● **TEXT SEGMENT**

##############################

EVICT Talk with Dr. Hector Simón-Moreno – The Potential Impact of Fundamental and Human Rights in Eviction Proceedings and the Right to Property: What are the Limits?
June 21st, 2021
The trend towards the financialisation of housing since the 1980s and the global financial crisis exposed a dramatic lacuna in the legal protection of the right to housing. Yet, the right to housing features national and international human rights instruments, such as the European Convention of Human Rights, the International Covenant on Economic, Social and Cultural Rights and the EU Charter of Fundamental Rights. These rights are increasingly finding expression in the case law of the Court of Justice of the European Union (drawing on the Charter, the CJEU’s interpretation of EU consumer law is moving towards a recognition of housing rights as inherent components of consumer protection) or in the communications of the Committee on Economic, Social and Cultural Rights (which take into consideration the legal position of both tenants and squatters), as well as in national legislation due to the Covid-19 pandemic (eg. in Spain, even squatters have benefited from protection against evictions).
The issue at stake is how to strike a balance between the interests at stake: the right to property and the right to housing, ie. between the housing as an asset and housing as a human right. This also raises another question: how can property law rules be adapted to such growing influence of fundamental and human rights?
About the speaker
Dr. Hector Simón-Moreno is a postdoctoral researcher in civil law at the Rovira i Virgili University. He is a European doctor in the framework of the doctoral courses in Business and Contract Law (2005-07) and extraordinary doctoral award winner 2009-10. He is the author of various scientific publications, including two books (The optimization of the Spanish mortgage from a European perspective, Bosch (2011) and The process of harmonization of property rights in Europe, Tirant lo Blanch (2012)) and various scientific articles and book chapters. He is currently part of several research groups funded by both the autonomous, state and international levels. His main fields of research are property rights in general, and mortgages and trusts in particular. Since 2009 he has been working on a new line of research on housing.

##############################

● **EXERCISE SET**
1. Reproduce the EVICT talk announcement word for word, everything from "About the speaker" down to "research on housing.".
2. According to the EVICT talk announcement, at which university is Dr. Hector Simón-Moreno a postdoctoral researcher?
3. Rewrite as a bulleted list the paragraph of the EVICT talk announcement that begins "Dr. Hector Simón-Moreno is a postdoctoral researcher", keeping its main facts.

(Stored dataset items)
##############################

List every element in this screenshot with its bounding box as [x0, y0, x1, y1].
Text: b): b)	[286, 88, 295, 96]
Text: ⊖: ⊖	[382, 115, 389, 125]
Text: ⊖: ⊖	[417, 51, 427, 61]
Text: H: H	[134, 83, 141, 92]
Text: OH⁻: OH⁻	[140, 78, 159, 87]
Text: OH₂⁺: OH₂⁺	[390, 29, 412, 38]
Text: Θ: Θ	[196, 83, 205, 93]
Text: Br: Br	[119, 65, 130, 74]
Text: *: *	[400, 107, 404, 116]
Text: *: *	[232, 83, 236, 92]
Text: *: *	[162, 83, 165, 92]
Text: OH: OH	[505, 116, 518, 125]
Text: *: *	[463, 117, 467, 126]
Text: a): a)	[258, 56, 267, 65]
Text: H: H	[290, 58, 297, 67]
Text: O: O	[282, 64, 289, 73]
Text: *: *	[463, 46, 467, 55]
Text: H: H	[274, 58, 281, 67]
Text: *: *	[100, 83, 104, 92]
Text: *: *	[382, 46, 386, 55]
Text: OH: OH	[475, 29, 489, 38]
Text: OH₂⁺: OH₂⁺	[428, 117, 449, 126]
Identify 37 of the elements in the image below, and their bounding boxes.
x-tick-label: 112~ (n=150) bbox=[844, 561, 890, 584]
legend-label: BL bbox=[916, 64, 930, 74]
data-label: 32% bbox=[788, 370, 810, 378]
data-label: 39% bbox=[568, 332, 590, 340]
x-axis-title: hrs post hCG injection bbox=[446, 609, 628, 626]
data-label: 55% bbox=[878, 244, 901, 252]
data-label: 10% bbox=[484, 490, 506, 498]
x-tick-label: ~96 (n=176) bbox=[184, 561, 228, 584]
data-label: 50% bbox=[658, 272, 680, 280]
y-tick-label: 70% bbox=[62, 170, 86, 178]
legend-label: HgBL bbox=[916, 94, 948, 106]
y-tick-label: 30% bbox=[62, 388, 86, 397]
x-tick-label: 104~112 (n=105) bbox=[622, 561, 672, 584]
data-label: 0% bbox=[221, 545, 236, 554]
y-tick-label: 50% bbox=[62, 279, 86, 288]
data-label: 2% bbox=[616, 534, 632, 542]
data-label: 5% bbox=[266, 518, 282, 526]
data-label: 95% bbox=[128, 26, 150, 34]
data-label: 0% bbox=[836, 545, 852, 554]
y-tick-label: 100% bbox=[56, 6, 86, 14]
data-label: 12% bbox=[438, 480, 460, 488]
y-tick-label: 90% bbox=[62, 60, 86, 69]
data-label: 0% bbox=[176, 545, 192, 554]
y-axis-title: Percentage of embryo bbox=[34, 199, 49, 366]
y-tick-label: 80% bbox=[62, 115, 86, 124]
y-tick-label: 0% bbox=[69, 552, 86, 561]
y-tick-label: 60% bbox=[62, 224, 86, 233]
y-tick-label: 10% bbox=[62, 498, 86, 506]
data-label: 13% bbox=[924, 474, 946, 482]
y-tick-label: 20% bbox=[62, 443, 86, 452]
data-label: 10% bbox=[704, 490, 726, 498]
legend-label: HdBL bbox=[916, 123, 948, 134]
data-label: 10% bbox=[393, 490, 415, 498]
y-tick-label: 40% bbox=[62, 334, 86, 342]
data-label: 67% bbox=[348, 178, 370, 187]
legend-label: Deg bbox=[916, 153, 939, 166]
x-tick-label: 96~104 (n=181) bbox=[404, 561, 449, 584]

##############################

● **SOLUTION SET**
1.
About the speaker
Dr. Hector Simón-Moreno is a postdoctoral researcher in civil law at the Rovira i Virgili University. He is a European doctor in the framework of the doctoral courses in Business and Contract Law (2005-07) and extraordinary doctoral award winner 2009-10. He is the author of various scientific publications, including two books (The optimization of the Spanish mortgage from a European perspective, Bosch (2011) and The process of harmonization of property rights in Europe, Tirant lo Blanch (2012)) and various scientific articles and book chapters. He is currently part of several research groups funded by both the autonomous, state and international levels. His main fields of research are property rights in general, and mortgages and trusts in particular. Since 2009 he has been working on a new line of research on housing.

2. The Rovira i Virgili University.

3.
- Postdoctoral researcher in civil law at the Rovira i Virgili University
- European doctor through the doctoral courses in Business and Contract Law (2005-07)
- Extraordinary doctoral award winner, 2009-10
- Author of various scientific articles, book chapters and two books: The optimization of the Spanish mortgage from a European perspective (Bosch, 2011) and The process of harmonization of property rights in Europe (Tirant lo Blanch, 2012)
- Member of several research groups funded at the autonomous, state and international levels
- Main research fields: property rights in general, and mortgages and trusts in particular
- Working on a new line of research on housing since 2009